[Dataset entries]
<<<<
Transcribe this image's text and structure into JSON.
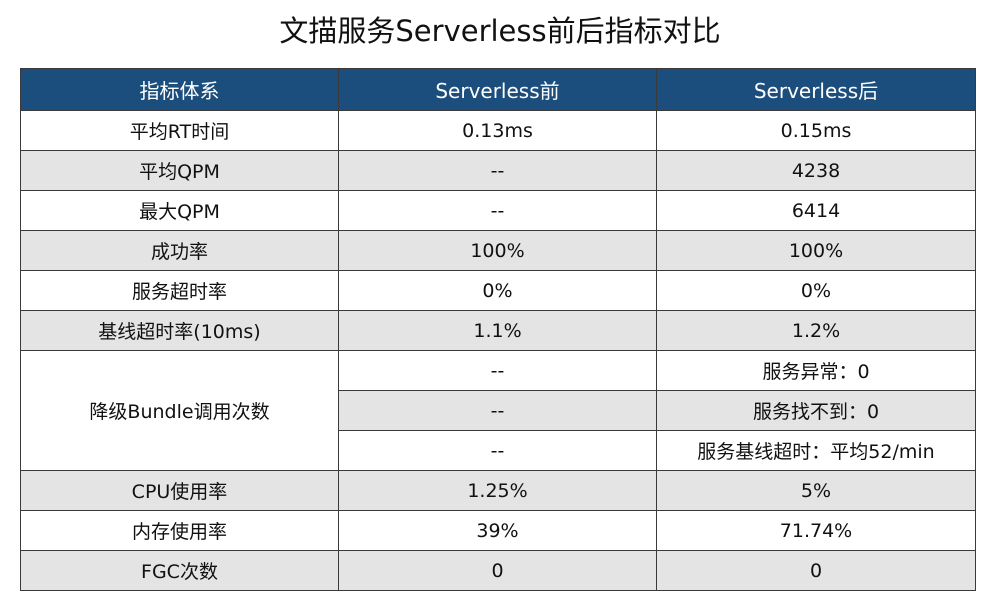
{
  "title": "文描服务Serverless前后指标对比",
  "table": {
    "header": [
      "指标体系",
      "Serverless前",
      "Serverless后"
    ],
    "rows": [
      {
        "label": "平均RT时间",
        "cells": [
          [
            "0.13ms",
            "0.15ms"
          ]
        ]
      },
      {
        "label": "平均QPM",
        "cells": [
          [
            "--",
            "4238"
          ]
        ]
      },
      {
        "label": "最大QPM",
        "cells": [
          [
            "--",
            "6414"
          ]
        ]
      },
      {
        "label": "成功率",
        "cells": [
          [
            "100%",
            "100%"
          ]
        ]
      },
      {
        "label": "服务超时率",
        "cells": [
          [
            "0%",
            "0%"
          ]
        ]
      },
      {
        "label": "基线超时率(10ms)",
        "cells": [
          [
            "1.1%",
            "1.2%"
          ]
        ]
      },
      {
        "label": "降级Bundle调用次数",
        "cells": [
          [
            "--",
            "服务异常：0"
          ],
          [
            "--",
            "服务找不到：0"
          ],
          [
            "--",
            "服务基线超时：平均52/min"
          ]
        ]
      },
      {
        "label": "CPU使用率",
        "cells": [
          [
            "1.25%",
            "5%"
          ]
        ]
      },
      {
        "label": "内存使用率",
        "cells": [
          [
            "39%",
            "71.74%"
          ]
        ]
      },
      {
        "label": "FGC次数",
        "cells": [
          [
            "0",
            "0"
          ]
        ]
      }
    ]
  }
}
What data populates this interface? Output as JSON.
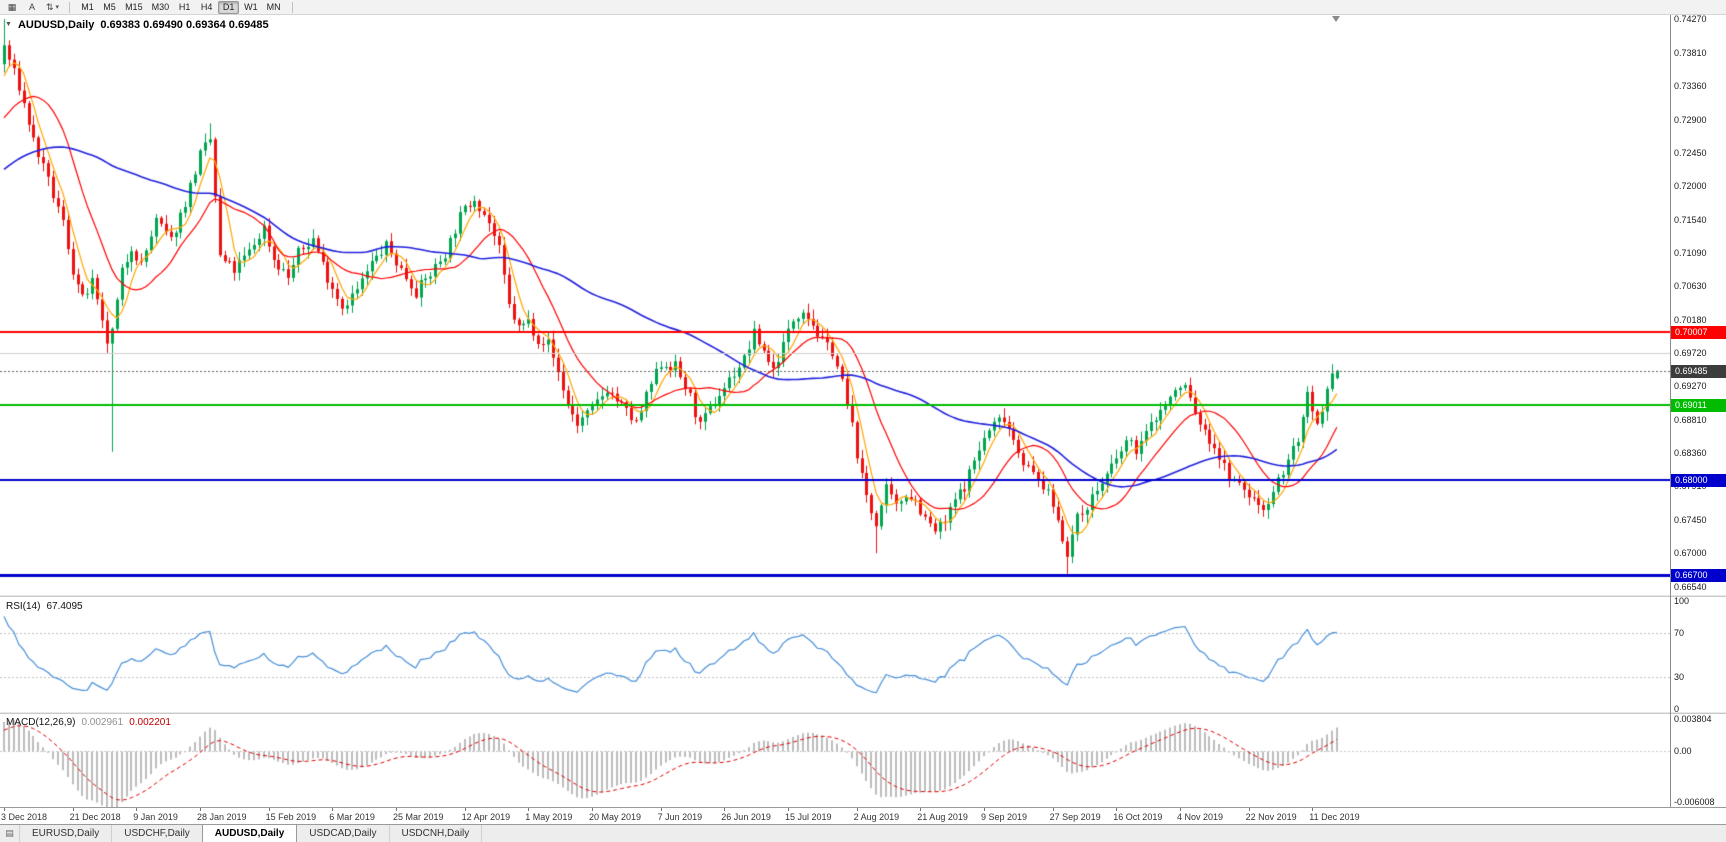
{
  "chart": {
    "title": "AUDUSD,Daily",
    "ohlc_display": "0.69383 0.69490 0.69364 0.69485"
  },
  "toolbar": {
    "buttons": [
      {
        "name": "charts-grid-button",
        "icon": "charts_grid"
      },
      {
        "name": "cursor-mode-button",
        "label": "A"
      },
      {
        "name": "scale-dropdown-button",
        "icon": "zoom",
        "caret": true
      }
    ],
    "timeframes": [
      {
        "label": "M1",
        "active": false
      },
      {
        "label": "M5",
        "active": false
      },
      {
        "label": "M15",
        "active": false
      },
      {
        "label": "M30",
        "active": false
      },
      {
        "label": "H1",
        "active": false
      },
      {
        "label": "H4",
        "active": false
      },
      {
        "label": "D1",
        "active": true
      },
      {
        "label": "W1",
        "active": false
      },
      {
        "label": "MN",
        "active": false
      }
    ]
  },
  "bottom_tabs": [
    {
      "label": "EURUSD,Daily",
      "active": false
    },
    {
      "label": "USDCHF,Daily",
      "active": false
    },
    {
      "label": "AUDUSD,Daily",
      "active": true
    },
    {
      "label": "USDCAD,Daily",
      "active": false
    },
    {
      "label": "USDCNH,Daily",
      "active": false
    }
  ],
  "icons": {
    "charts_grid": "▦",
    "zoom": "⇅",
    "dropdown_caret": "▾",
    "one_click_toggle": "▼",
    "window_list": "▤"
  },
  "chart_data": {
    "type": "candlestick",
    "symbol": "AUDUSD",
    "timeframe": "Daily",
    "last_candle": {
      "open": 0.69383,
      "high": 0.6949,
      "low": 0.69364,
      "close": 0.69485
    },
    "price_axis_labels": [
      "0.74270",
      "0.73810",
      "0.73360",
      "0.72900",
      "0.72450",
      "0.72000",
      "0.71540",
      "0.71090",
      "0.70630",
      "0.70180",
      "0.69720",
      "0.69270",
      "0.68810",
      "0.68360",
      "0.67910",
      "0.67450",
      "0.67000",
      "0.66540"
    ],
    "date_axis": {
      "labels": [
        "3 Dec 2018",
        "21 Dec 2018",
        "9 Jan 2019",
        "28 Jan 2019",
        "15 Feb 2019",
        "6 Mar 2019",
        "25 Mar 2019",
        "12 Apr 2019",
        "1 May 2019",
        "20 May 2019",
        "7 Jun 2019",
        "26 Jun 2019",
        "15 Jul 2019",
        "2 Aug 2019",
        "21 Aug 2019",
        "9 Sep 2019",
        "27 Sep 2019",
        "16 Oct 2019",
        "4 Nov 2019",
        "22 Nov 2019",
        "11 Dec 2019"
      ],
      "indices": [
        0,
        14,
        27,
        40,
        54,
        67,
        80,
        94,
        107,
        120,
        134,
        147,
        160,
        174,
        187,
        200,
        214,
        227,
        240,
        254,
        267
      ]
    },
    "close_waypoints": [
      [
        0,
        0.739
      ],
      [
        3,
        0.7335
      ],
      [
        6,
        0.7262
      ],
      [
        9,
        0.7205
      ],
      [
        12,
        0.715
      ],
      [
        14,
        0.7085
      ],
      [
        16,
        0.7045
      ],
      [
        18,
        0.7068
      ],
      [
        20,
        0.701
      ],
      [
        21,
        0.6988
      ],
      [
        22,
        0.7
      ],
      [
        24,
        0.7082
      ],
      [
        26,
        0.7118
      ],
      [
        28,
        0.7092
      ],
      [
        31,
        0.7152
      ],
      [
        34,
        0.7125
      ],
      [
        37,
        0.7178
      ],
      [
        40,
        0.7242
      ],
      [
        42,
        0.7262
      ],
      [
        43,
        0.7185
      ],
      [
        44,
        0.7102
      ],
      [
        47,
        0.7085
      ],
      [
        50,
        0.711
      ],
      [
        53,
        0.7143
      ],
      [
        55,
        0.71
      ],
      [
        58,
        0.7076
      ],
      [
        60,
        0.7108
      ],
      [
        63,
        0.7128
      ],
      [
        66,
        0.7076
      ],
      [
        69,
        0.7036
      ],
      [
        72,
        0.7058
      ],
      [
        75,
        0.7094
      ],
      [
        78,
        0.7118
      ],
      [
        81,
        0.7086
      ],
      [
        84,
        0.7056
      ],
      [
        87,
        0.708
      ],
      [
        90,
        0.7108
      ],
      [
        93,
        0.7158
      ],
      [
        96,
        0.7185
      ],
      [
        99,
        0.715
      ],
      [
        101,
        0.7112
      ],
      [
        103,
        0.7036
      ],
      [
        105,
        0.7006
      ],
      [
        107,
        0.7016
      ],
      [
        109,
        0.6992
      ],
      [
        111,
        0.6986
      ],
      [
        113,
        0.6946
      ],
      [
        115,
        0.6902
      ],
      [
        117,
        0.6876
      ],
      [
        120,
        0.6896
      ],
      [
        123,
        0.6924
      ],
      [
        126,
        0.69
      ],
      [
        129,
        0.6876
      ],
      [
        132,
        0.693
      ],
      [
        134,
        0.6958
      ],
      [
        137,
        0.6954
      ],
      [
        140,
        0.6912
      ],
      [
        142,
        0.6872
      ],
      [
        145,
        0.6906
      ],
      [
        148,
        0.6936
      ],
      [
        151,
        0.6964
      ],
      [
        153,
        0.6998
      ],
      [
        155,
        0.6976
      ],
      [
        157,
        0.695
      ],
      [
        159,
        0.6984
      ],
      [
        161,
        0.7018
      ],
      [
        163,
        0.7034
      ],
      [
        165,
        0.7012
      ],
      [
        167,
        0.6986
      ],
      [
        169,
        0.6976
      ],
      [
        171,
        0.6932
      ],
      [
        173,
        0.6872
      ],
      [
        175,
        0.6802
      ],
      [
        177,
        0.6756
      ],
      [
        178,
        0.6742
      ],
      [
        180,
        0.6786
      ],
      [
        182,
        0.6762
      ],
      [
        184,
        0.6782
      ],
      [
        186,
        0.6772
      ],
      [
        188,
        0.6746
      ],
      [
        190,
        0.673
      ],
      [
        192,
        0.6742
      ],
      [
        194,
        0.6772
      ],
      [
        196,
        0.6792
      ],
      [
        198,
        0.6826
      ],
      [
        200,
        0.6856
      ],
      [
        202,
        0.6876
      ],
      [
        204,
        0.6886
      ],
      [
        206,
        0.6856
      ],
      [
        208,
        0.6826
      ],
      [
        210,
        0.6806
      ],
      [
        212,
        0.6792
      ],
      [
        214,
        0.6766
      ],
      [
        216,
        0.6722
      ],
      [
        217,
        0.6702
      ],
      [
        219,
        0.6746
      ],
      [
        221,
        0.6766
      ],
      [
        223,
        0.6786
      ],
      [
        225,
        0.6806
      ],
      [
        227,
        0.6826
      ],
      [
        229,
        0.6852
      ],
      [
        231,
        0.6842
      ],
      [
        233,
        0.6862
      ],
      [
        235,
        0.6886
      ],
      [
        237,
        0.6902
      ],
      [
        239,
        0.692
      ],
      [
        241,
        0.6928
      ],
      [
        243,
        0.6892
      ],
      [
        245,
        0.6862
      ],
      [
        247,
        0.6846
      ],
      [
        249,
        0.6816
      ],
      [
        251,
        0.6796
      ],
      [
        253,
        0.6786
      ],
      [
        255,
        0.6772
      ],
      [
        257,
        0.6762
      ],
      [
        259,
        0.6786
      ],
      [
        261,
        0.6812
      ],
      [
        263,
        0.6842
      ],
      [
        264,
        0.6856
      ],
      [
        265,
        0.6882
      ],
      [
        266,
        0.6912
      ],
      [
        267,
        0.6886
      ],
      [
        268,
        0.6872
      ],
      [
        269,
        0.6886
      ],
      [
        270,
        0.6916
      ],
      [
        271,
        0.6938
      ],
      [
        272,
        0.69485
      ]
    ],
    "ma_warmup_waypoints": [
      [
        -60,
        0.705
      ],
      [
        -45,
        0.714
      ],
      [
        -30,
        0.723
      ],
      [
        -18,
        0.728
      ],
      [
        -8,
        0.724
      ],
      [
        -1,
        0.7365
      ]
    ],
    "special_highs": {
      "0": 0.7427,
      "42": 0.7285
    },
    "special_lows": {
      "22": 0.6838,
      "178": 0.67,
      "217": 0.6672
    },
    "horizontal_lines": [
      {
        "value": "0.70007",
        "price": 0.70007,
        "color": "#FF0000",
        "width": 2,
        "badge": true
      },
      {
        "value": "",
        "price": 0.6972,
        "color": "#CFCFCF",
        "width": 1,
        "badge": false
      },
      {
        "value": "0.69011",
        "price": 0.69011,
        "color": "#00BB00",
        "width": 2,
        "badge": true
      },
      {
        "value": "0.68000",
        "price": 0.68,
        "color": "#0000CC",
        "width": 2,
        "badge": true
      },
      {
        "value": "0.66700",
        "price": 0.667,
        "color": "#0000CC",
        "width": 3,
        "badge": true
      }
    ],
    "current_price": {
      "value": "0.69485",
      "price": 0.69485,
      "badge_color": "#3C3C3C"
    },
    "moving_averages": [
      {
        "period": 5,
        "color": "#FFA500",
        "width": 1.2
      },
      {
        "period": 14,
        "color": "#FF0000",
        "width": 1.2
      },
      {
        "period": 55,
        "color": "#2020DD",
        "width": 1.6
      }
    ],
    "colors": {
      "background": "#FFFFFF",
      "candle_up": "#00A550",
      "candle_down": "#EE1111",
      "rsi_line": "#4A90D9",
      "rsi_levels": "#C0C0C0",
      "macd_hist": "#BDBDBD",
      "macd_signal": "#DD0000",
      "zero_line": "#C8C8C8"
    },
    "rsi": {
      "label": "RSI(14)",
      "value": "67.4095",
      "period": 14,
      "axis_labels": [
        "100",
        "70",
        "30",
        "0"
      ],
      "dashed_levels": [
        70,
        30
      ]
    },
    "macd": {
      "label": "MACD(12,26,9)",
      "value_main": "0.002961",
      "value_signal": "0.002201",
      "fast": 12,
      "slow": 26,
      "signal": 9,
      "axis_labels": [
        "0.003804",
        "0.00",
        "-0.006008"
      ]
    }
  }
}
>>>>
▶ What to produce:
Return every line above in which the string "JSON" occurs.

▶ Exercise response:
Transcribe this image's text and structure into JSON.
What data populates this interface? Output as JSON.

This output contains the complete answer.